▸ **What you have to do**
Exact reproduction is required for all entries.

▸ **Listing**
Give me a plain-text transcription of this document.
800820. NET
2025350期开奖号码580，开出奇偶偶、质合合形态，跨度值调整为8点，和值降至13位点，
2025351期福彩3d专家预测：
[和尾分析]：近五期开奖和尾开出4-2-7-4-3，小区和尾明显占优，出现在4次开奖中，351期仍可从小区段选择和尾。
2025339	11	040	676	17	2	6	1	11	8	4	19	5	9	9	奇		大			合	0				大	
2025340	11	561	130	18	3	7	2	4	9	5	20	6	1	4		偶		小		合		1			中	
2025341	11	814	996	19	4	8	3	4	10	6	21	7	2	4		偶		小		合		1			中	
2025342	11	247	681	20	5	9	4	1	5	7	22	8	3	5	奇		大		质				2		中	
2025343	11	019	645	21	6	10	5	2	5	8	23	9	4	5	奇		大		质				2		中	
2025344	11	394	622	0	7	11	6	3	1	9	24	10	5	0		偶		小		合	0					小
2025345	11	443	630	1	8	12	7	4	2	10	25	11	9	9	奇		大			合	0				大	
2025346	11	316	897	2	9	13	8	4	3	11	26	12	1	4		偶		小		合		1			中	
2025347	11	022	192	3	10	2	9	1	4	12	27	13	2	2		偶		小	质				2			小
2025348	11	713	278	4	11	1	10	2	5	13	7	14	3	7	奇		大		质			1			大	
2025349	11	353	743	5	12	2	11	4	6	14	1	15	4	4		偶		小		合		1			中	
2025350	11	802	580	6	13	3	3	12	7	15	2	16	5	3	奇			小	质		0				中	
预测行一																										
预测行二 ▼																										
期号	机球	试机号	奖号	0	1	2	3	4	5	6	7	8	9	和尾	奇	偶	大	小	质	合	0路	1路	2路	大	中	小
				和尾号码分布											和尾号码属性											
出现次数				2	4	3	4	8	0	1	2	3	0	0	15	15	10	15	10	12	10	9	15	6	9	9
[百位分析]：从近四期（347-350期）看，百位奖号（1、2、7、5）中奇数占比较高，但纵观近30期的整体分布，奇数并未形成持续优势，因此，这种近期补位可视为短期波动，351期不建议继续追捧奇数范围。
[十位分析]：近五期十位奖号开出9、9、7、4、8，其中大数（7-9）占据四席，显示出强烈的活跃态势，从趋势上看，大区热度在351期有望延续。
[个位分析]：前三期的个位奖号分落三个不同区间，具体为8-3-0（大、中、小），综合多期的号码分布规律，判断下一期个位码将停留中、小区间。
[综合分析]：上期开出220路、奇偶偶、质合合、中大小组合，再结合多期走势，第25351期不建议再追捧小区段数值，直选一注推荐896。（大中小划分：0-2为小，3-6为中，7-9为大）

▸ **Result for this task**
Give me a plain-text transcription of this document.
800820. NET
2025350期开奖号码580，开出奇偶偶、质合合形态，跨度值调整为8点，和值降至13位点，
2025351期福彩3d专家预测：
[和尾分析]：近五期开奖和尾开出4-2-7-4-3，小区和尾明显占优，出现在4次开奖中，351期仍可从小区段选择和尾。
2025339	11	040	676	17	2	6	1	11	8	4	19	5	9	9	奇		大			合	0				大	
2025340	11	561	130	18	3	7	2	4	9	5	20	6	1	4		偶		小		合		1			中	
2025341	11	814	996	19	4	8	3	4	10	6	21	7	2	4		偶		小		合		1			中	
2025342	11	247	681	20	5	9	4	1	5	7	22	8	3	5	奇		大		质				2		中	
2025343	11	019	645	21	6	10	5	2	5	8	23	9	4	5	奇		大		质				2		中	
2025344	11	394	622	0	7	11	6	3	1	9	24	10	5	0		偶		小		合	0					小
2025345	11	443	630	1	8	12	7	4	2	10	25	11	9	9	奇		大			合	0				大	
2025346	11	316	897	2	9	13	8	4	3	11	26	12	1	4		偶		小		合		1			中	
2025347	11	022	192	3	10	2	9	1	4	12	27	13	2	2		偶		小	质				2			小
2025348	11	713	278	4	11	1	10	2	5	13	7	14	3	7	奇		大		质			1			大	
2025349	11	353	743	5	12	2	11	4	6	14	1	15	4	4		偶		小		合		1			中	
2025350	11	802	580	6	13	3	3	12	7	15	2	16	5	3	奇			小	质		0				中	
预测行一																										
预测行二 ▼																										
期号	机球	试机号	奖号	0	1	2	3	4	5	6	7	8	9	和尾	奇	偶	大	小	质	合	0路	1路	2路	大	中	小
				和尾号码分布											和尾号码属性											
出现次数				2	4	3	4	8	0	1	2	3	0	0	15	15	10	15	10	12	10	9	15	6	9	9
[百位分析]：从近四期（347-350期）看，百位奖号（1、2、7、5）中奇数占比较高，但纵观近30期的整体分布，奇数并未形成持续优势，因此，这种近期补位可视为短期波动，351期不建议继续追捧奇数范围。
[十位分析]：近五期十位奖号开出9、9、7、4、8，其中大数（7-9）占据四席，显示出强烈的活跃态势，从趋势上看，大区热度在351期有望延续。
[个位分析]：前三期的个位奖号分落三个不同区间，具体为8-3-0（大、中、小），综合多期的号码分布规律，判断下一期个位码将停留中、小区间。
[综合分析]：上期开出220路、奇偶偶、质合合、中大小组合，再结合多期走势，第25351期不建议再追捧小区段数值，直选一注推荐896。（大中小划分：0-2为小，3-6为中，7-9为大）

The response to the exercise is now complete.